Wednesday, June 16, 2010
Wines in Colorado struggle to reach outside the state’s borders. Sometimes the local vino will appear on a New Mexico wine list. Every now and then, the reach extends to a major U.S. city such as Chicago. That’s about it.
Outside of the country? Forgot about it.
What about a wine hotbed such as Paris? Pffft.
Well that all changed in March when the U.S. Department of Agriculture hosted a tasting at the U.S. Embassy in Paris. And wouldn’t you know it that four wines made with Grand Valley AVA grapes made it all the way across the pond for the pouring that included French critics, writers and restaurateurs and other prominent people.
Varaison Vineyards in downtown Palisade brought three wines and Boulder Creek Winery took another. So the French got a taste of Colorado wine, and from all accounts were impressed by the limited samples.
But I couldn’t take their word for it. What to French wine snobs know about wine? Oh, yeah, centuries worth of tasting, growing and making. That said, I was still excited to recreate the Colorado portion of the tasting stateside to see what all the buzz was about.

▶ **WORK INSTRUCTION 1**:
Reproduce the passage of the post about Colorado wine starting at "What about a" and ending at "buzz was about.".
▶ **WORK INSTRUCTION 2**:
According to the post about Colorado wine, who hosted the March tasting at the U.S. Embassy in Paris?

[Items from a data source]

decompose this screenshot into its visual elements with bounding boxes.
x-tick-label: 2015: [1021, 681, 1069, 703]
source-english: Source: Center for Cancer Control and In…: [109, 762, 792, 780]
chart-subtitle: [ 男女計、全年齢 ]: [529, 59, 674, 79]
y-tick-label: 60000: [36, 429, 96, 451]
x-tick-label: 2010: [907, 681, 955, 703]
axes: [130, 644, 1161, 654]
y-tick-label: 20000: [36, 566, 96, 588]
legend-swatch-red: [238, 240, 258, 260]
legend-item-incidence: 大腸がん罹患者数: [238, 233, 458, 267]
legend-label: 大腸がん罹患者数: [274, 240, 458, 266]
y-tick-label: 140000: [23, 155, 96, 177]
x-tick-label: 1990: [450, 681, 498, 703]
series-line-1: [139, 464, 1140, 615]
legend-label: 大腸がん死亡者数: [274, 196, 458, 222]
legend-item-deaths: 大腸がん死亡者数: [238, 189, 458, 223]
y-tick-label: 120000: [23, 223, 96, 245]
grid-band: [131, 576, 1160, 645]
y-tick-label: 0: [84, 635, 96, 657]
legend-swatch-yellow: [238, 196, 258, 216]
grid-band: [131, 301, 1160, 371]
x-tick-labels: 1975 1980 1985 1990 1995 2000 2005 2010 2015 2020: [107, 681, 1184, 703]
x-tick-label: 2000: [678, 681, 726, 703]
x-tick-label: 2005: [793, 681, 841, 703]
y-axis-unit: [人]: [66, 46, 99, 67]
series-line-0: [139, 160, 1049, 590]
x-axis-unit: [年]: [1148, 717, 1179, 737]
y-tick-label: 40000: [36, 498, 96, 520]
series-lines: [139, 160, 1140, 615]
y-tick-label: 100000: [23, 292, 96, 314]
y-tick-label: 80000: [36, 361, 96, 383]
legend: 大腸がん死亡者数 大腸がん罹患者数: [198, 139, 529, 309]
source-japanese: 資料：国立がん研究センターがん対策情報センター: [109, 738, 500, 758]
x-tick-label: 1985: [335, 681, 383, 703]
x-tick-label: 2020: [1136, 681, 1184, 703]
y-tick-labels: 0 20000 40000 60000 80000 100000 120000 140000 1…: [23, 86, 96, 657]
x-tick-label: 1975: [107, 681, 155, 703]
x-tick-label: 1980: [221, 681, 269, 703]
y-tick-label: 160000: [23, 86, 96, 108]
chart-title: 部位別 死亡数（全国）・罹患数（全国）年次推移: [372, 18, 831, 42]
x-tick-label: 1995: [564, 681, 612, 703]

▶ **WRITTEN RESPONSE 1**:
What about a wine hotbed such as Paris? Pffft.
Well that all changed in March when the U.S. Department of Agriculture hosted a tasting at the U.S. Embassy in Paris. And wouldn’t you know it that four wines made with Grand Valley AVA grapes made it all the way across the pond for the pouring that included French critics, writers and restaurateurs and other prominent people.
Varaison Vineyards in downtown Palisade brought three wines and Boulder Creek Winery took another. So the French got a taste of Colorado wine, and from all accounts were impressed by the limited samples.
But I couldn’t take their word for it. What to French wine snobs know about wine? Oh, yeah, centuries worth of tasting, growing and making. That said, I was still excited to recreate the Colorado portion of the tasting stateside to see what all the buzz was about.

▶ **WRITTEN RESPONSE 2**:
The U.S. Department of Agriculture.